TASK OBJECTIVE: Word for word, repeat the entries, minus the pictures.

— begin SUPPLIED MATERIAL —

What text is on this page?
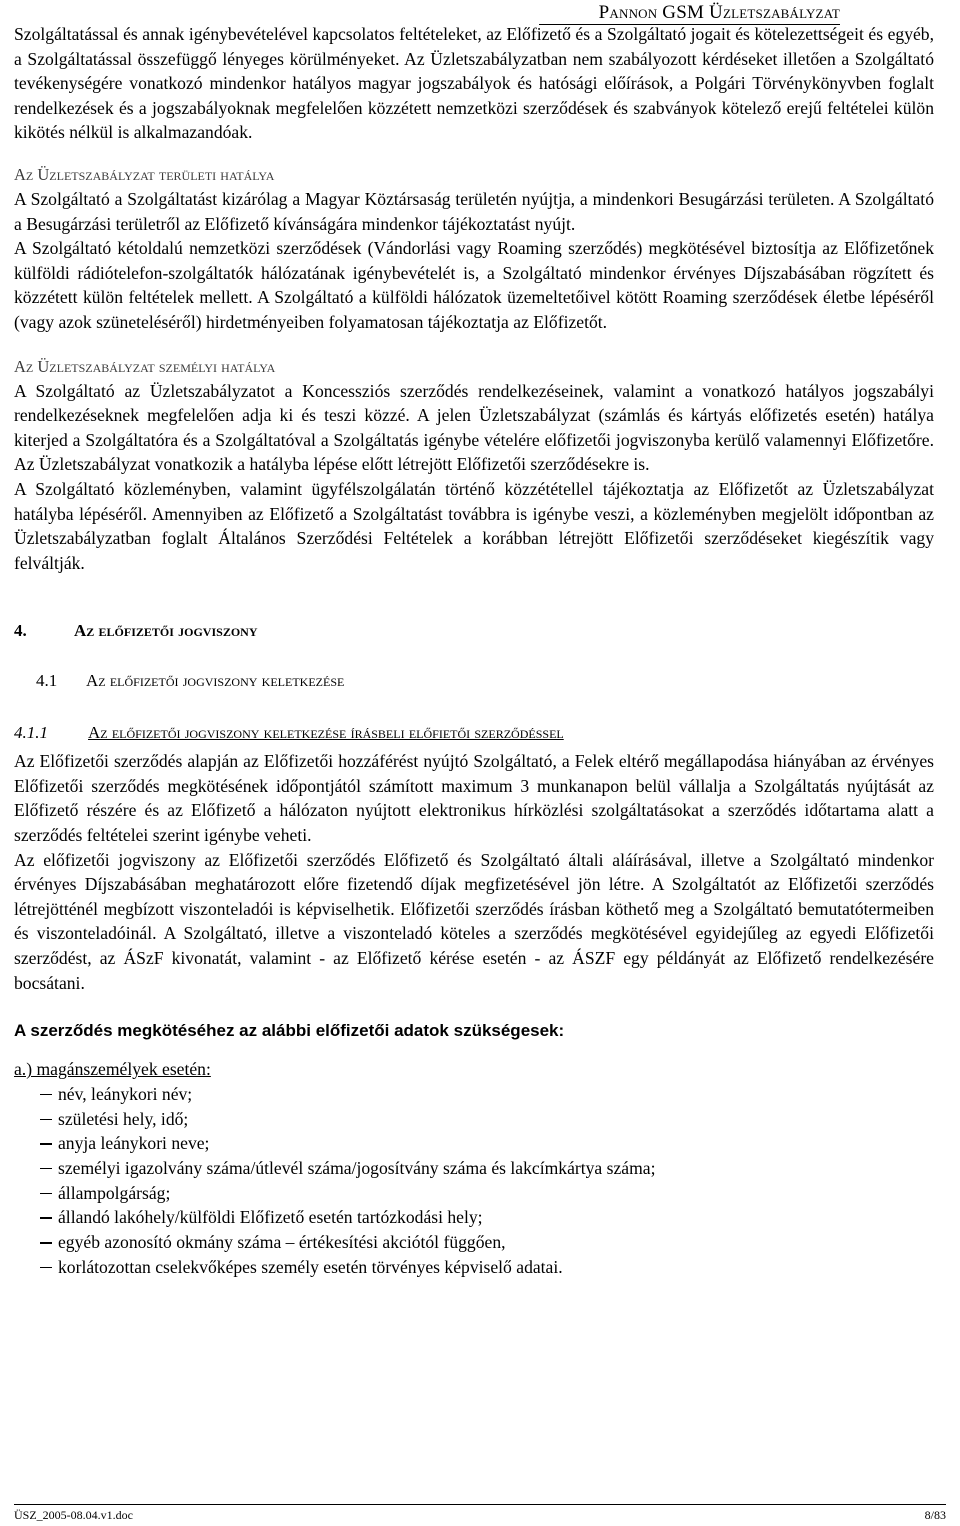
Pannon GSM Üzletszabályzat

Szolgáltatással és annak igénybevételével kapcsolatos feltételeket, az Előfizető és a Szolgáltató jogait és kötelezettségeit és egyéb, a Szolgáltatással összefüggő lényeges körülményeket. Az Üzletszabályzatban nem szabályozott kérdéseket illetően a Szolgáltató tevékenységére vonatkozó mindenkor hatályos magyar jogszabályok és hatósági előírások, a Polgári Törvénykönyvben foglalt rendelkezések és a jogszabályoknak megfelelően közzétett nemzetközi szerződések és szabványok kötelező erejű feltételei külön kikötés nélkül is alkalmazandóak.

Az Üzletszabályzat területi hatálya

A Szolgáltató a Szolgáltatást kizárólag a Magyar Köztársaság területén nyújtja, a mindenkori Besugárzási területen. A Szolgáltató a Besugárzási területről az Előfizető kívánságára mindenkor tájékoztatást nyújt.

A Szolgáltató kétoldalú nemzetközi szerződések (Vándorlási vagy Roaming szerződés) megkötésével biztosítja az Előfizetőnek külföldi rádiótelefon-szolgáltatók hálózatának igénybevételét is, a Szolgáltató mindenkor érvényes Díjszabásában rögzített és közzétett külön feltételek mellett. A Szolgáltató a külföldi hálózatok üzemeltetőivel kötött Roaming szerződések életbe lépéséről (vagy azok szüneteléséről) hirdetményeiben folyamatosan tájékoztatja az Előfizetőt.

Az Üzletszabályzat személyi hatálya

A Szolgáltató az Üzletszabályzatot a Koncessziós szerződés rendelkezéseinek, valamint a vonatkozó hatályos jogszabályi rendelkezéseknek megfelelően adja ki és teszi közzé. A jelen Üzletszabályzat (számlás és kártyás előfizetés esetén) hatálya kiterjed a Szolgáltatóra és a Szolgáltatóval a Szolgáltatás igénybe vételére előfizetői jogviszonyba kerülő valamennyi Előfizetőre. Az Üzletszabályzat vonatkozik a hatályba lépése előtt létrejött Előfizetői szerződésekre is.

A Szolgáltató közleményben, valamint ügyfélszolgálatán történő közzététellel tájékoztatja az Előfizetőt az Üzletszabályzat hatályba lépéséről. Amennyiben az Előfizető a Szolgáltatást továbbra is igénybe veszi, a közleményben megjelölt időpontban az Üzletszabályzatban foglalt Általános Szerződési Feltételek a korábban létrejött Előfizetői szerződéseket kiegészítik vagy felváltják.

4.	Az előfizetői jogviszony
4.1	Az előfizetői jogviszony keletkezése
4.1.1	Az előfizetői jogviszony keletkezése írásbeli előfietői szerződéssel

Az Előfizetői szerződés alapján az Előfizetői hozzáférést nyújtó Szolgáltató, a Felek eltérő megállapodása hiányában az érvényes Előfizetői szerződés megkötésének időpontjától számított maximum 3 munkanapon belül vállalja a Szolgáltatás nyújtását az Előfizető részére és az Előfizető a hálózaton nyújtott elektronikus hírközlési szolgáltatásokat a szerződés időtartama alatt a szerződés feltételei szerint igénybe veheti.

Az előfizetői jogviszony az Előfizetői szerződés Előfizető és Szolgáltató általi aláírásával, illetve a Szolgáltató mindenkor érvényes Díjszabásában meghatározott előre fizetendő díjak megfizetésével jön létre. A Szolgáltatót az Előfizetői szerződés létrejötténél megbízott viszonteladói is képviselhetik. Előfizetői szerződés írásban köthető meg a Szolgáltató bemutatótermeiben és viszonteladóinál. A Szolgáltató, illetve a viszonteladó köteles a szerződés megkötésével egyidejűleg az egyedi Előfizetői szerződést, az ÁSzF kivonatát, valamint - az Előfizető kérése esetén - az ÁSZF egy példányát az Előfizető rendelkezésére bocsátani.

A szerződés megkötéséhez az alábbi előfizetői adatok szükségesek:
a.) magánszemélyek esetén:
név, leánykori név;
születési hely, idő;
anyja leánykori neve;
személyi igazolvány száma/útlevél száma/jogosítvány száma és lakcímkártya száma;
állampolgárság;
állandó lakóhely/külföldi Előfizető esetén tartózkodási hely;
egyéb azonosító okmány száma – értékesítési akciótól függően,
korlátozottan cselekvőképes személy esetén törvényes képviselő adatai.
ÜSZ_2005-08.04.v1.doc	8/83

— end SUPPLIED MATERIAL —

WRITTEN SOLUTION:
What text is on this page?
Pannon GSM Üzletszabályzat

Szolgáltatással és annak igénybevételével kapcsolatos feltételeket, az Előfizető és a Szolgáltató jogait és kötelezettségeit és egyéb, a Szolgáltatással összefüggő lényeges körülményeket. Az Üzletszabályzatban nem szabályozott kérdéseket illetően a Szolgáltató tevékenységére vonatkozó mindenkor hatályos magyar jogszabályok és hatósági előírások, a Polgári Törvénykönyvben foglalt rendelkezések és a jogszabályoknak megfelelően közzétett nemzetközi szerződések és szabványok kötelező erejű feltételei külön kikötés nélkül is alkalmazandóak.

Az Üzletszabályzat területi hatálya

A Szolgáltató a Szolgáltatást kizárólag a Magyar Köztársaság területén nyújtja, a mindenkori Besugárzási területen. A Szolgáltató a Besugárzási területről az Előfizető kívánságára mindenkor tájékoztatást nyújt.

A Szolgáltató kétoldalú nemzetközi szerződések (Vándorlási vagy Roaming szerződés) megkötésével biztosítja az Előfizetőnek külföldi rádiótelefon-szolgáltatók hálózatának igénybevételét is, a Szolgáltató mindenkor érvényes Díjszabásában rögzített és közzétett külön feltételek mellett. A Szolgáltató a külföldi hálózatok üzemeltetőivel kötött Roaming szerződések életbe lépéséről (vagy azok szüneteléséről) hirdetményeiben folyamatosan tájékoztatja az Előfizetőt.

Az Üzletszabályzat személyi hatálya

A Szolgáltató az Üzletszabályzatot a Koncessziós szerződés rendelkezéseinek, valamint a vonatkozó hatályos jogszabályi rendelkezéseknek megfelelően adja ki és teszi közzé. A jelen Üzletszabályzat (számlás és kártyás előfizetés esetén) hatálya kiterjed a Szolgáltatóra és a Szolgáltatóval a Szolgáltatás igénybe vételére előfizetői jogviszonyba kerülő valamennyi Előfizetőre. Az Üzletszabályzat vonatkozik a hatályba lépése előtt létrejött Előfizetői szerződésekre is.

A Szolgáltató közleményben, valamint ügyfélszolgálatán történő közzététellel tájékoztatja az Előfizetőt az Üzletszabályzat hatályba lépéséről. Amennyiben az Előfizető a Szolgáltatást továbbra is igénybe veszi, a közleményben megjelölt időpontban az Üzletszabályzatban foglalt Általános Szerződési Feltételek a korábban létrejött Előfizetői szerződéseket kiegészítik vagy felváltják.

4.	Az előfizetői jogviszony
4.1	Az előfizetői jogviszony keletkezése
4.1.1	Az előfizetői jogviszony keletkezése írásbeli előfietői szerződéssel

Az Előfizetői szerződés alapján az Előfizetői hozzáférést nyújtó Szolgáltató, a Felek eltérő megállapodása hiányában az érvényes Előfizetői szerződés megkötésének időpontjától számított maximum 3 munkanapon belül vállalja a Szolgáltatás nyújtását az Előfizető részére és az Előfizető a hálózaton nyújtott elektronikus hírközlési szolgáltatásokat a szerződés időtartama alatt a szerződés feltételei szerint igénybe veheti.

Az előfizetői jogviszony az Előfizetői szerződés Előfizető és Szolgáltató általi aláírásával, illetve a Szolgáltató mindenkor érvényes Díjszabásában meghatározott előre fizetendő díjak megfizetésével jön létre. A Szolgáltatót az Előfizetői szerződés létrejötténél megbízott viszonteladói is képviselhetik. Előfizetői szerződés írásban köthető meg a Szolgáltató bemutatótermeiben és viszonteladóinál. A Szolgáltató, illetve a viszonteladó köteles a szerződés megkötésével egyidejűleg az egyedi Előfizetői szerződést, az ÁSzF kivonatát, valamint - az Előfizető kérése esetén - az ÁSZF egy példányát az Előfizető rendelkezésére bocsátani.

A szerződés megkötéséhez az alábbi előfizetői adatok szükségesek:
a.) magánszemélyek esetén:
név, leánykori név;
születési hely, idő;
anyja leánykori neve;
személyi igazolvány száma/útlevél száma/jogosítvány száma és lakcímkártya száma;
állampolgárság;
állandó lakóhely/külföldi Előfizető esetén tartózkodási hely;
egyéb azonosító okmány száma – értékesítési akciótól függően,
korlátozottan cselekvőképes személy esetén törvényes képviselő adatai.
ÜSZ_2005-08.04.v1.doc	8/83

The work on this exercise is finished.